◆ Brief:
Copy out the records below verbatim, from the first line through the line containing "footer-rule [124, 1141, 809, 1142]", both included.

◆ Data entries:

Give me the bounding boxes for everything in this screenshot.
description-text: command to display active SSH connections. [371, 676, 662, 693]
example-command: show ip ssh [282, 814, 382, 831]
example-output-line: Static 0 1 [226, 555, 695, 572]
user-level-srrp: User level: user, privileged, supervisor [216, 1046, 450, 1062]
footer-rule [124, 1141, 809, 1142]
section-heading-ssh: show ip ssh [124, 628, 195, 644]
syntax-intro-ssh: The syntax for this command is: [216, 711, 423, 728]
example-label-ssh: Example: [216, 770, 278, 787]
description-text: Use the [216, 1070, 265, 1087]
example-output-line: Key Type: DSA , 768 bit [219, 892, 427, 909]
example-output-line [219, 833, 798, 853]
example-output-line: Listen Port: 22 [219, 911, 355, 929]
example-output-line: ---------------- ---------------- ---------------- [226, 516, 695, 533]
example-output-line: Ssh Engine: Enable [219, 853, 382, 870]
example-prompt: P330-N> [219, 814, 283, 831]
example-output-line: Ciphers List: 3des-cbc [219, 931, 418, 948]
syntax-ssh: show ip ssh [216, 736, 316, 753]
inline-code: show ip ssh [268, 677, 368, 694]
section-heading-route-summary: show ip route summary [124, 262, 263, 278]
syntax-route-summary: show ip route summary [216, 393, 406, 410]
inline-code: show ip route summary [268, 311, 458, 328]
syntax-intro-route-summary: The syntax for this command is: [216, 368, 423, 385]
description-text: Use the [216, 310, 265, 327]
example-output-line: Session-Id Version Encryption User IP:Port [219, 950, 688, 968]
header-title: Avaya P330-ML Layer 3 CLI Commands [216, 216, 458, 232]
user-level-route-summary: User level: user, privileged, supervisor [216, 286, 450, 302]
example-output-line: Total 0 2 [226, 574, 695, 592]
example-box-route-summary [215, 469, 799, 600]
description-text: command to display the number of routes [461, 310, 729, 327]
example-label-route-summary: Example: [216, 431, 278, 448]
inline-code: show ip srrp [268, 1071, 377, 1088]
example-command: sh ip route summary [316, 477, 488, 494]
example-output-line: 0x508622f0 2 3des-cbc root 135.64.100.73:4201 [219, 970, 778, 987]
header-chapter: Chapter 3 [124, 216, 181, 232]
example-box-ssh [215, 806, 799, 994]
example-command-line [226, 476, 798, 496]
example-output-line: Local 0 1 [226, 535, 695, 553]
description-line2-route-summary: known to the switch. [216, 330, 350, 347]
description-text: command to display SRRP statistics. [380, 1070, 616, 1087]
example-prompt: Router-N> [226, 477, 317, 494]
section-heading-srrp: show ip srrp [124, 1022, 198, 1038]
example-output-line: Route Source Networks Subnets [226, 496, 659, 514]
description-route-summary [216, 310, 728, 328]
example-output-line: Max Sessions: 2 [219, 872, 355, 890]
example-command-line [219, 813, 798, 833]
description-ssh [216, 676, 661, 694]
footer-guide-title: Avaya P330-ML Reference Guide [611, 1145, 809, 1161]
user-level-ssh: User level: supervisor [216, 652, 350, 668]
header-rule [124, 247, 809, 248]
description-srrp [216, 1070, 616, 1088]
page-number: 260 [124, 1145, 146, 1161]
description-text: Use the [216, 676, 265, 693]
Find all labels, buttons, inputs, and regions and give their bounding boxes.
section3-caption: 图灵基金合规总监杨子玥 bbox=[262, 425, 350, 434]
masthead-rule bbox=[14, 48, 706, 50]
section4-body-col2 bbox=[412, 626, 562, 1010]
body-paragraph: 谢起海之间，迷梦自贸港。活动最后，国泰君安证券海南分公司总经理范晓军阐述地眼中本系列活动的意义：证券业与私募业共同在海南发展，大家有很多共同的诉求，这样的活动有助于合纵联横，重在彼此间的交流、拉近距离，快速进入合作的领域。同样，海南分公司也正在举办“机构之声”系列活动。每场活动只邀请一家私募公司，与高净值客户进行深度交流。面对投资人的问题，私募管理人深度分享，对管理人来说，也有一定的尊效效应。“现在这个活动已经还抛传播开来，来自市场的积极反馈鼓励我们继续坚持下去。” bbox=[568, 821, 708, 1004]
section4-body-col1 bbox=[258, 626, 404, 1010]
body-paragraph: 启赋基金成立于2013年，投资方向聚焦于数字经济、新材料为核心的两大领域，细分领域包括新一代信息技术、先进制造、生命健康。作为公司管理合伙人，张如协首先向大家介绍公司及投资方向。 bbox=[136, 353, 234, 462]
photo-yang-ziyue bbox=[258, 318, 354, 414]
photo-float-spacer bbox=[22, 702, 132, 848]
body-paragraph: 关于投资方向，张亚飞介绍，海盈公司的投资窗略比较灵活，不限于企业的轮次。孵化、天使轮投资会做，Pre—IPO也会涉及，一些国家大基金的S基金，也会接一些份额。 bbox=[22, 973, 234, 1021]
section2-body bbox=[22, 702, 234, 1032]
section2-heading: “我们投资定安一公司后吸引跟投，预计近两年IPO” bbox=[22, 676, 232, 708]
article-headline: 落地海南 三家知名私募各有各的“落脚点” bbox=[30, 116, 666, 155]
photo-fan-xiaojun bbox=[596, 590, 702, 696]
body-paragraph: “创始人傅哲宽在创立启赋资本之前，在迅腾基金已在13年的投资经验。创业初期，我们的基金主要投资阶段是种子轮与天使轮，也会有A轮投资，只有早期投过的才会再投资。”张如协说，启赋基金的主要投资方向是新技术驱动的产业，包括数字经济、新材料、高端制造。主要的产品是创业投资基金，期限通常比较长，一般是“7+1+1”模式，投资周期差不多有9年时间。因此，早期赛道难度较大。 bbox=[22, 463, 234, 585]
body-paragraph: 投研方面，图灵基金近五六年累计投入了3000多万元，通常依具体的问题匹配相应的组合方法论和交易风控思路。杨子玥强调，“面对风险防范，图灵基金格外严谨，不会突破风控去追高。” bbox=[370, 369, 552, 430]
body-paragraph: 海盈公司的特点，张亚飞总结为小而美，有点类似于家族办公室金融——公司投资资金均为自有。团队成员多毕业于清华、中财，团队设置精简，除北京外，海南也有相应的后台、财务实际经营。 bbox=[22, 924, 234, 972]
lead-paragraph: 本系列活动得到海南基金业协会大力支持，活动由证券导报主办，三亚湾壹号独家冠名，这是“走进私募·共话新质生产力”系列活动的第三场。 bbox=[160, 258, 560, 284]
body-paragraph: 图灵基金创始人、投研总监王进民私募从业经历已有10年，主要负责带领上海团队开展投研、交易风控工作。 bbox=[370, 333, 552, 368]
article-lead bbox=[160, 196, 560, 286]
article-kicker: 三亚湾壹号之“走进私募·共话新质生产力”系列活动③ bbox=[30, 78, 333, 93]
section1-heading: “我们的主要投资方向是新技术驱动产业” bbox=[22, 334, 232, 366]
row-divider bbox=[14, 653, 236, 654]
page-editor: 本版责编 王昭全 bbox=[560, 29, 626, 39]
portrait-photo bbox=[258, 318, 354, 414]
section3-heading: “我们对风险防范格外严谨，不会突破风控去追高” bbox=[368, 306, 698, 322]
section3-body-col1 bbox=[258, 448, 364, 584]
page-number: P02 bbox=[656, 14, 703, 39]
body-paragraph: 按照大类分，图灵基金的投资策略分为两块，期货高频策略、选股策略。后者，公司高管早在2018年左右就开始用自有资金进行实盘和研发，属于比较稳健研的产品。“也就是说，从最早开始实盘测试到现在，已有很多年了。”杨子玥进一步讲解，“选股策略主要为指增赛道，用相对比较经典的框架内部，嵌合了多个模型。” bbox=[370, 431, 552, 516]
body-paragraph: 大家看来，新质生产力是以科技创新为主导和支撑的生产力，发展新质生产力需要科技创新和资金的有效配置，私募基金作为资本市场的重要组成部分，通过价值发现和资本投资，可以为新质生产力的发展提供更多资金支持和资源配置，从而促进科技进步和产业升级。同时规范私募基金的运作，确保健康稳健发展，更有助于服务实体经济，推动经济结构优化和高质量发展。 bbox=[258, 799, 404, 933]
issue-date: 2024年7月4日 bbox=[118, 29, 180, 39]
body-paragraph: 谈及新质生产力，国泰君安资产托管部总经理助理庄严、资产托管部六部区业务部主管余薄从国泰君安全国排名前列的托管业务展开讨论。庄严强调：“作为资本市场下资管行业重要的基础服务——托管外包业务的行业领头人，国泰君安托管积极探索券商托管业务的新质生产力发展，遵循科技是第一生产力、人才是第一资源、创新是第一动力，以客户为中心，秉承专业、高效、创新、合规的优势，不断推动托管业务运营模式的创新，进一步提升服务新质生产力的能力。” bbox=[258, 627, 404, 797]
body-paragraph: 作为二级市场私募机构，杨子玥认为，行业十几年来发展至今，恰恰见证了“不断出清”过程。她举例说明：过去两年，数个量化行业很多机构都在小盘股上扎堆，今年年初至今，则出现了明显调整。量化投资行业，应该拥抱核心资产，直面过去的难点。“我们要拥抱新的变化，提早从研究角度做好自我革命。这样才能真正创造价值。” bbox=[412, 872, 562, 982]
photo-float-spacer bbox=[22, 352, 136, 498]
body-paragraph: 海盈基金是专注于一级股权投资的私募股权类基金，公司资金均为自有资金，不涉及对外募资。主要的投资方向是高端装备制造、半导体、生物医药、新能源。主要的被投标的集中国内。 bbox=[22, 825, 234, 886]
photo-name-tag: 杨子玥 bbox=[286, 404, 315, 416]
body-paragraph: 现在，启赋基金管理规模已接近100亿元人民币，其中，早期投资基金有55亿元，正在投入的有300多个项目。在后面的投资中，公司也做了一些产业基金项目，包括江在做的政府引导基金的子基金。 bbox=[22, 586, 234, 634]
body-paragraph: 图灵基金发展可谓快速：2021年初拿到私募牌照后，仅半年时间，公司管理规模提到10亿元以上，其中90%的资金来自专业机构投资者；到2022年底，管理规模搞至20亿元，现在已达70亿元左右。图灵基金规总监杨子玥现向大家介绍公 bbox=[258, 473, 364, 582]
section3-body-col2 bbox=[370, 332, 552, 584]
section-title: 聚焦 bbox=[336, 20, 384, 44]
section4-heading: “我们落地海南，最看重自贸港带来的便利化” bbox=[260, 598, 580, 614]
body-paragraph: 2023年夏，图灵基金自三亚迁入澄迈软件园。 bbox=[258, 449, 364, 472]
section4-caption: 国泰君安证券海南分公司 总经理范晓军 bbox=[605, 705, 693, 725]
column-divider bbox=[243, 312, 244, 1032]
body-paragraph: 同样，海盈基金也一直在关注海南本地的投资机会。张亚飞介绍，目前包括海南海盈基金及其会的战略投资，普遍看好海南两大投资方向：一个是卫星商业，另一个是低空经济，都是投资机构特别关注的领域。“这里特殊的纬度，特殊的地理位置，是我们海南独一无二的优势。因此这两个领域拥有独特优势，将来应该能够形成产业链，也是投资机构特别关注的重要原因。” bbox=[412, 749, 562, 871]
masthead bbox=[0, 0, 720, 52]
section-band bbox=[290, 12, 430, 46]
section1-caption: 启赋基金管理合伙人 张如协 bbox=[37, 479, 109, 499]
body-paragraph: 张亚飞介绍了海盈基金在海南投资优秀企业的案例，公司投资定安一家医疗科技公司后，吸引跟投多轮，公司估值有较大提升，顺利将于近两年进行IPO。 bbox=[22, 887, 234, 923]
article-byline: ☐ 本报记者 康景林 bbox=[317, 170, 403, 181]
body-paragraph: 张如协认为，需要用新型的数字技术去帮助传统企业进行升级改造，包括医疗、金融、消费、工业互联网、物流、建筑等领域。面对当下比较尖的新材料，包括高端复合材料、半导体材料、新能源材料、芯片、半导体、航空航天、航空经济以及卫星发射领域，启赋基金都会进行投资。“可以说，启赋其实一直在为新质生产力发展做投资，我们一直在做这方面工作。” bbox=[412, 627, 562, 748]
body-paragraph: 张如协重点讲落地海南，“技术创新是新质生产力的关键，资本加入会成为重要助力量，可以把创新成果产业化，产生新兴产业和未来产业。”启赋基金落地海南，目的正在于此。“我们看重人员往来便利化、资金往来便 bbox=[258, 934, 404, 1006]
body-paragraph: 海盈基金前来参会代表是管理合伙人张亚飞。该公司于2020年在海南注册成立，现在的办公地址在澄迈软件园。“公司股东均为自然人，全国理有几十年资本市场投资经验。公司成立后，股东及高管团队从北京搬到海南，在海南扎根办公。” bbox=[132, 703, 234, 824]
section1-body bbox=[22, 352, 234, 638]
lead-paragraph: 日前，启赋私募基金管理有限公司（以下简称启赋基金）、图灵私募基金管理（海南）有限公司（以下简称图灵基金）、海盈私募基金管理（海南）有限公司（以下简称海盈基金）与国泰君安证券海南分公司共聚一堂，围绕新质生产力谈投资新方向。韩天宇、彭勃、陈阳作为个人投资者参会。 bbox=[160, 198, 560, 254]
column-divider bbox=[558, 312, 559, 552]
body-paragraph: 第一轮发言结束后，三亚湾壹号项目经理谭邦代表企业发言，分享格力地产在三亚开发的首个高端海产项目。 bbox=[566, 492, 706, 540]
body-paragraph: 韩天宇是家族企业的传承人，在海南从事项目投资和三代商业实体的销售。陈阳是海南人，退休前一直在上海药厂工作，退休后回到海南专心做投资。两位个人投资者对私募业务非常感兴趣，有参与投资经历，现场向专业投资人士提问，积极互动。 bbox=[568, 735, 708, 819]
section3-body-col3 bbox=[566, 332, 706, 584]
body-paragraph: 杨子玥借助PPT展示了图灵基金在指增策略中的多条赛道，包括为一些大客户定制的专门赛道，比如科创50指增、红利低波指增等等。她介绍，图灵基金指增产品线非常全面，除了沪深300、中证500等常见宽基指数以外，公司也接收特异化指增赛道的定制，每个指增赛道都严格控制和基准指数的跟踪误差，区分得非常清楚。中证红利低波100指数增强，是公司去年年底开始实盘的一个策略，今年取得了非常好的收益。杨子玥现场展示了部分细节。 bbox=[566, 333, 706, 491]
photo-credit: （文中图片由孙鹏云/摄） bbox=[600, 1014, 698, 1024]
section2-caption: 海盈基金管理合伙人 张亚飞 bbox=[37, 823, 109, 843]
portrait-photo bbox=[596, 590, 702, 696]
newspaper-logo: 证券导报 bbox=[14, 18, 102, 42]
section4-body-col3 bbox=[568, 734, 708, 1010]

◆ Problem solution:
Give me the bounding boxes for everything in this screenshot.
description-text: command to display active SSH connections. [371, 676, 662, 693]
example-command: show ip ssh [282, 814, 382, 831]
example-output-line: Static 0 1 [226, 555, 695, 572]
user-level-srrp: User level: user, privileged, supervisor [216, 1046, 450, 1062]
footer-rule [124, 1141, 809, 1142]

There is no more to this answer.